そもそも星座って何?

宇宙・航空科学

みなさんは、星座というと、点と点をつないだ星の並びからイメージされた絵のようなものだと思っていませんか?

実は、星座は、空での位置を表すために仕切った空間を意味します。

それは、日本を線で区切った境界線、地図でいう県境のようなもので、実際にはその間の空間、それぞれの県の領域(面積全部)をさす空の地図なのです。

たとえば、しし座とかに座は、境界線で区切られており、その中の星ならどれを繋いでも全てしし座(または、かに座)になります。

つまり、星座の絵には、正式な決まりはないというわけです。

国によってつなぐ星が違ったり、星座版によって星座の絵が微妙に違うことがあるのはそのためだったのですね。

では、そもそも星座とは何なのでしょうか?

現在、IAU(国際天文学連合)によって決められた星座は88個

そのうち、太陽の通り道をつないだ線「黄道」上を、12等分してつくられた星座を「黄道12星座」と呼びます。

この黄道12星座は、占いに使われているだけではありません。

太陽が一年かけて(12カ月周期)その線上を一周することから、天文学においては重要な役割を果たしているのです。

地球がどのように宇宙を移動するのかを理解する大きな手がかりにもなっています。

以下、星座とは何かについて、星座の実用性とともに紹介します。

5000年も前から星座は実用的だった

星座とは

何千年にもわたって、人々は、この巨大な天空で、点と点を繋ぐ壮大なゲームを行っています。

天体の配置図は、星座として語り継がれ、ときには神々を表し、季節の移り変わりや時間の経過を告げることから、植え付けや収穫の時期を知る手がかりにしてきました。

天文学における星座の役割に飛び込む前に、まずは、星占いについていくつかのことを明らかにしておきましょう。

古代の人々が特定の星座に大きな価値を置いていたことは、誰もが知るところですね。

星の動きと地球上で起きていることとの関係を見つけることで、彼らの世界を予測し理解するのに役立ったのでしょう。

たとえば、バビロニア人にとって、夜空に浮かぶ雄羊の形は、春の訪れを意味していました。

------------------------------------------------------------------------

**設問:**
星座について述べた本文を読み、次の問いに答えなさい。
(a) IAU(国際天文学連合)によって決められた星座は、現在いくつあるか。
(b) 「黄道12星座」は、どの線を12等分してつくられた星座か。
(c) バビロニア人にとって、夜空に浮かぶ雄羊の形は何を意味していたか。

------------------------------------------------------------------------

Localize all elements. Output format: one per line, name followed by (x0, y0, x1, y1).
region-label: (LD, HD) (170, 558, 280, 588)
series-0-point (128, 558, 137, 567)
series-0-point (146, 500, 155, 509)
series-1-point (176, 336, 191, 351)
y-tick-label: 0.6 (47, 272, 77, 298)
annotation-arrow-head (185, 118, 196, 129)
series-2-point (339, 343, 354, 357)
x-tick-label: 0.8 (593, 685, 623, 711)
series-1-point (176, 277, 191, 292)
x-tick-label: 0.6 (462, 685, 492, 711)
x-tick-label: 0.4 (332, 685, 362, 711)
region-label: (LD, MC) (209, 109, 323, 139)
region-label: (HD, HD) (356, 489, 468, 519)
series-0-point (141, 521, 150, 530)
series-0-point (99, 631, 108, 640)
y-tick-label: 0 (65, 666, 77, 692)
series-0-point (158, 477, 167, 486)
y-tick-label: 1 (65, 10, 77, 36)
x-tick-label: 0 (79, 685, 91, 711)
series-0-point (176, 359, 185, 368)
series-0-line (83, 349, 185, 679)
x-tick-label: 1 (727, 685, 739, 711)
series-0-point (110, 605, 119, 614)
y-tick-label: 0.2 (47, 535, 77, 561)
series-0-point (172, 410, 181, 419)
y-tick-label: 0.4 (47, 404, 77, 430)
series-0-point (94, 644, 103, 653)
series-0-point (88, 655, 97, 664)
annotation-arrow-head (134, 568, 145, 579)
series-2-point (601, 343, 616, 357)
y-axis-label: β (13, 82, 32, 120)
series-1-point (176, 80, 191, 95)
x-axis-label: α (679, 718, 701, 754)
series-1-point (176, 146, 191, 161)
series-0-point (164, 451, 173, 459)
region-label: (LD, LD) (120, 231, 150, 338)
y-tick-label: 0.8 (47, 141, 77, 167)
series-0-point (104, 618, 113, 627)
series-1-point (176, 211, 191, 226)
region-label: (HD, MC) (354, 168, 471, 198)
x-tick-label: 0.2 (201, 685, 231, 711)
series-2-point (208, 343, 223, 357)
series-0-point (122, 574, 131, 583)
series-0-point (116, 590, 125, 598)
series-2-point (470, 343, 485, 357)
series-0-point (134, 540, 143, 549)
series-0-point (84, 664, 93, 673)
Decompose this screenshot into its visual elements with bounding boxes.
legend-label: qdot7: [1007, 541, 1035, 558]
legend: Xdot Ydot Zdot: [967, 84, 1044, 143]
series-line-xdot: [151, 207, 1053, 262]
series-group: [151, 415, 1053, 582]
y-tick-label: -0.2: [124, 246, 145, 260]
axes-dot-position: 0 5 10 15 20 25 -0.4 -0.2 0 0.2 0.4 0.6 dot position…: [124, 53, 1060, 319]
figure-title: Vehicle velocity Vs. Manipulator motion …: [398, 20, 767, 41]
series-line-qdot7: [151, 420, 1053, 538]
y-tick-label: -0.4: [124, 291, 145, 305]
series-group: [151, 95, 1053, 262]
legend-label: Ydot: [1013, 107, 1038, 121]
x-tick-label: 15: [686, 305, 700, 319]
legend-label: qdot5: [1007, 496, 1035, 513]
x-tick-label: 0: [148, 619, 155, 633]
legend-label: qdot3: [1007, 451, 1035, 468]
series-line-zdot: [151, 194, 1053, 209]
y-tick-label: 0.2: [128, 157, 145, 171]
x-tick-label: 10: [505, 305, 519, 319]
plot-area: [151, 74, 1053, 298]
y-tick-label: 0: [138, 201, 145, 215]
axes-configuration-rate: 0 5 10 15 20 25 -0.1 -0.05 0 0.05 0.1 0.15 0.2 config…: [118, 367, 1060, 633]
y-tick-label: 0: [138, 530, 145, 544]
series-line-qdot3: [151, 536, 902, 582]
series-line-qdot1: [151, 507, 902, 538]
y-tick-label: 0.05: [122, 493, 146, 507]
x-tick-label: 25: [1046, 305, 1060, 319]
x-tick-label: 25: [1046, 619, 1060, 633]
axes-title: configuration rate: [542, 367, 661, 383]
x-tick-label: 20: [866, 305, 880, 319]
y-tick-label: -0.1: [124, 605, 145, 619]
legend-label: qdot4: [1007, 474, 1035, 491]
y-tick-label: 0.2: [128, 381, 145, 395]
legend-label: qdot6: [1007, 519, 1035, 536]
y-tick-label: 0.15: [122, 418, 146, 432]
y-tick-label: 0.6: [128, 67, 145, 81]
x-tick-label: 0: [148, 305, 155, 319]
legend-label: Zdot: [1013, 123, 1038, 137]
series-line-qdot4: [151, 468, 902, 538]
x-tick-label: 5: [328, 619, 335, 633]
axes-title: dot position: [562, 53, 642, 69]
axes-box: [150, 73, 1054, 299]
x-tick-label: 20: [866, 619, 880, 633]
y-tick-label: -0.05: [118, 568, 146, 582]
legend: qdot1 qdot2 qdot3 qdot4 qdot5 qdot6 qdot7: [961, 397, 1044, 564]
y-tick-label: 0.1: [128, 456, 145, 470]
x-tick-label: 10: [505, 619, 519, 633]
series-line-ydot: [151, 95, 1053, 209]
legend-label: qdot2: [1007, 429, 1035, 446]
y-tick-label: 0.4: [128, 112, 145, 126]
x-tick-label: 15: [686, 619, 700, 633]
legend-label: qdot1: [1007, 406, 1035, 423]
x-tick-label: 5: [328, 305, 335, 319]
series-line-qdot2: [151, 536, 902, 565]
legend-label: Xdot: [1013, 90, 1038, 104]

------------------------------------------------------------------------

**正答:**
(a) 88個
(b) 太陽の通り道をつないだ線である「黄道」
(c) 春の訪れ